### REQUIRED TASK
Copy every line, leaving nothing out and adding nothing.
* Start *
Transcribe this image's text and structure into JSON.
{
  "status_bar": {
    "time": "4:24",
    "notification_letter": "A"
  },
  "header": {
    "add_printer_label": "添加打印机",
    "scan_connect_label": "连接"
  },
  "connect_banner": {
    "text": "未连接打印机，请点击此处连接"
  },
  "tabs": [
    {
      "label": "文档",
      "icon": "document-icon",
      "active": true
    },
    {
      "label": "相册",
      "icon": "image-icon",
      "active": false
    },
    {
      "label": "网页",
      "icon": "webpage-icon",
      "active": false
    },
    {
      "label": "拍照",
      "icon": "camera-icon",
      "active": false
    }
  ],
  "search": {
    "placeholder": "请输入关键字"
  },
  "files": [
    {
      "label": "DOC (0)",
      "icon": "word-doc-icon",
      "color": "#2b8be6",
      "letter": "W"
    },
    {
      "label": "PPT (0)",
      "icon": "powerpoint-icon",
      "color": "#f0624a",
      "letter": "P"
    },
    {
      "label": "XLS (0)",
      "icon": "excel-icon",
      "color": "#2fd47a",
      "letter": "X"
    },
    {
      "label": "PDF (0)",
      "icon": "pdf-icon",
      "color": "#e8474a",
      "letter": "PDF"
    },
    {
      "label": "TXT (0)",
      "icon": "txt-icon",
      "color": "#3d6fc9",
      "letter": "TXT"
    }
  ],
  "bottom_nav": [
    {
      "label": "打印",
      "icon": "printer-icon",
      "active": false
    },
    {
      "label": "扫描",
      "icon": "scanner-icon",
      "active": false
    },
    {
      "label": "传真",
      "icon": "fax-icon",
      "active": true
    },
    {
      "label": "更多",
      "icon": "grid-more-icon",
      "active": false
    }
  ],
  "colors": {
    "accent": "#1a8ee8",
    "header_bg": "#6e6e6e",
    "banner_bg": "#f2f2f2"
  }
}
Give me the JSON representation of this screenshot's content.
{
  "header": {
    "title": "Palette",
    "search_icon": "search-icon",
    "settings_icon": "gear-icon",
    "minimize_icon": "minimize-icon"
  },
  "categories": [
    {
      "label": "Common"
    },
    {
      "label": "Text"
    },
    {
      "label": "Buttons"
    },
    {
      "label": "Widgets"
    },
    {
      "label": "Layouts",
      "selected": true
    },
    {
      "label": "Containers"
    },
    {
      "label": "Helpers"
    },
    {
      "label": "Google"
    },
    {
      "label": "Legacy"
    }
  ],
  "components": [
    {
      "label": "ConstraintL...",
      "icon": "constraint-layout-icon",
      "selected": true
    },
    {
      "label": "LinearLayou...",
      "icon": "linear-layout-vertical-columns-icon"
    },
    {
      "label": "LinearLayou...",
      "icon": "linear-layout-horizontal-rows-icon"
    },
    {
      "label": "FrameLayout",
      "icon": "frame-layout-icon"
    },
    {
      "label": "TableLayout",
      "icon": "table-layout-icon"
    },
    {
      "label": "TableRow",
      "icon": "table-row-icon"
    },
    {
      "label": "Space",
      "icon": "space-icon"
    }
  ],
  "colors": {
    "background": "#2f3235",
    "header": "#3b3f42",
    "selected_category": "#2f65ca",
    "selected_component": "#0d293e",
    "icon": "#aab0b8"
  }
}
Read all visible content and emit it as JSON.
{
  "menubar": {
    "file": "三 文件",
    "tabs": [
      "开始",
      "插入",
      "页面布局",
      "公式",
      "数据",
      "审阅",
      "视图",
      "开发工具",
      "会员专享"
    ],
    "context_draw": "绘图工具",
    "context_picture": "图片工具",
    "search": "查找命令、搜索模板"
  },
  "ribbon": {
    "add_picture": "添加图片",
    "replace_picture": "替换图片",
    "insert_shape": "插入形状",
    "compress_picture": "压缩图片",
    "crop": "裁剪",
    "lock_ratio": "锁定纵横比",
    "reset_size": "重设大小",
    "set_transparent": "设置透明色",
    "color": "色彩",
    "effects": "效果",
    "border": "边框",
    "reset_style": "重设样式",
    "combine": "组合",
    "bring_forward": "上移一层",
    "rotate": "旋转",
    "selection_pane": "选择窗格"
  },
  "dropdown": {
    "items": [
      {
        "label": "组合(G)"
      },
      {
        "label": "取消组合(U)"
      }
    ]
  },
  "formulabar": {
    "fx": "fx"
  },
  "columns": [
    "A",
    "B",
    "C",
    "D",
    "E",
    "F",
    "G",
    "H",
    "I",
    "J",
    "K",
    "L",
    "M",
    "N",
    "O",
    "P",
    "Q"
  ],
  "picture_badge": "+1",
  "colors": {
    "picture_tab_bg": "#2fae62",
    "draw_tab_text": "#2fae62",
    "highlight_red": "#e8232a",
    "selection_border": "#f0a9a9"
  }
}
* End *
### TASK RESPONSE
Transcribe this image's text and structure into JSON.
{
  "status_bar": {
    "time": "4:24",
    "notification_letter": "A"
  },
  "header": {
    "add_printer_label": "添加打印机",
    "scan_connect_label": "连接"
  },
  "connect_banner": {
    "text": "未连接打印机，请点击此处连接"
  },
  "tabs": [
    {
      "label": "文档",
      "icon": "document-icon",
      "active": true
    },
    {
      "label": "相册",
      "icon": "image-icon",
      "active": false
    },
    {
      "label": "网页",
      "icon": "webpage-icon",
      "active": false
    },
    {
      "label": "拍照",
      "icon": "camera-icon",
      "active": false
    }
  ],
  "search": {
    "placeholder": "请输入关键字"
  },
  "files": [
    {
      "label": "DOC (0)",
      "icon": "word-doc-icon",
      "color": "#2b8be6",
      "letter": "W"
    },
    {
      "label": "PPT (0)",
      "icon": "powerpoint-icon",
      "color": "#f0624a",
      "letter": "P"
    },
    {
      "label": "XLS (0)",
      "icon": "excel-icon",
      "color": "#2fd47a",
      "letter": "X"
    },
    {
      "label": "PDF (0)",
      "icon": "pdf-icon",
      "color": "#e8474a",
      "letter": "PDF"
    },
    {
      "label": "TXT (0)",
      "icon": "txt-icon",
      "color": "#3d6fc9",
      "letter": "TXT"
    }
  ],
  "bottom_nav": [
    {
      "label": "打印",
      "icon": "printer-icon",
      "active": false
    },
    {
      "label": "扫描",
      "icon": "scanner-icon",
      "active": false
    },
    {
      "label": "传真",
      "icon": "fax-icon",
      "active": true
    },
    {
      "label": "更多",
      "icon": "grid-more-icon",
      "active": false
    }
  ],
  "colors": {
    "accent": "#1a8ee8",
    "header_bg": "#6e6e6e",
    "banner_bg": "#f2f2f2"
  }
}
Give me the JSON representation of this screenshot's content.
{
  "header": {
    "title": "Palette",
    "search_icon": "search-icon",
    "settings_icon": "gear-icon",
    "minimize_icon": "minimize-icon"
  },
  "categories": [
    {
      "label": "Common"
    },
    {
      "label": "Text"
    },
    {
      "label": "Buttons"
    },
    {
      "label": "Widgets"
    },
    {
      "label": "Layouts",
      "selected": true
    },
    {
      "label": "Containers"
    },
    {
      "label": "Helpers"
    },
    {
      "label": "Google"
    },
    {
      "label": "Legacy"
    }
  ],
  "components": [
    {
      "label": "ConstraintL...",
      "icon": "constraint-layout-icon",
      "selected": true
    },
    {
      "label": "LinearLayou...",
      "icon": "linear-layout-vertical-columns-icon"
    },
    {
      "label": "LinearLayou...",
      "icon": "linear-layout-horizontal-rows-icon"
    },
    {
      "label": "FrameLayout",
      "icon": "frame-layout-icon"
    },
    {
      "label": "TableLayout",
      "icon": "table-layout-icon"
    },
    {
      "label": "TableRow",
      "icon": "table-row-icon"
    },
    {
      "label": "Space",
      "icon": "space-icon"
    }
  ],
  "colors": {
    "background": "#2f3235",
    "header": "#3b3f42",
    "selected_category": "#2f65ca",
    "selected_component": "#0d293e",
    "icon": "#aab0b8"
  }
}
Read all visible content and emit it as JSON.
{
  "menubar": {
    "file": "三 文件",
    "tabs": [
      "开始",
      "插入",
      "页面布局",
      "公式",
      "数据",
      "审阅",
      "视图",
      "开发工具",
      "会员专享"
    ],
    "context_draw": "绘图工具",
    "context_picture": "图片工具",
    "search": "查找命令、搜索模板"
  },
  "ribbon": {
    "add_picture": "添加图片",
    "replace_picture": "替换图片",
    "insert_shape": "插入形状",
    "compress_picture": "压缩图片",
    "crop": "裁剪",
    "lock_ratio": "锁定纵横比",
    "reset_size": "重设大小",
    "set_transparent": "设置透明色",
    "color": "色彩",
    "effects": "效果",
    "border": "边框",
    "reset_style": "重设样式",
    "combine": "组合",
    "bring_forward": "上移一层",
    "rotate": "旋转",
    "selection_pane": "选择窗格"
  },
  "dropdown": {
    "items": [
      {
        "label": "组合(G)"
      },
      {
        "label": "取消组合(U)"
      }
    ]
  },
  "formulabar": {
    "fx": "fx"
  },
  "columns": [
    "A",
    "B",
    "C",
    "D",
    "E",
    "F",
    "G",
    "H",
    "I",
    "J",
    "K",
    "L",
    "M",
    "N",
    "O",
    "P",
    "Q"
  ],
  "picture_badge": "+1",
  "colors": {
    "picture_tab_bg": "#2fae62",
    "draw_tab_text": "#2fae62",
    "highlight_red": "#e8232a",
    "selection_border": "#f0a9a9"
  }
}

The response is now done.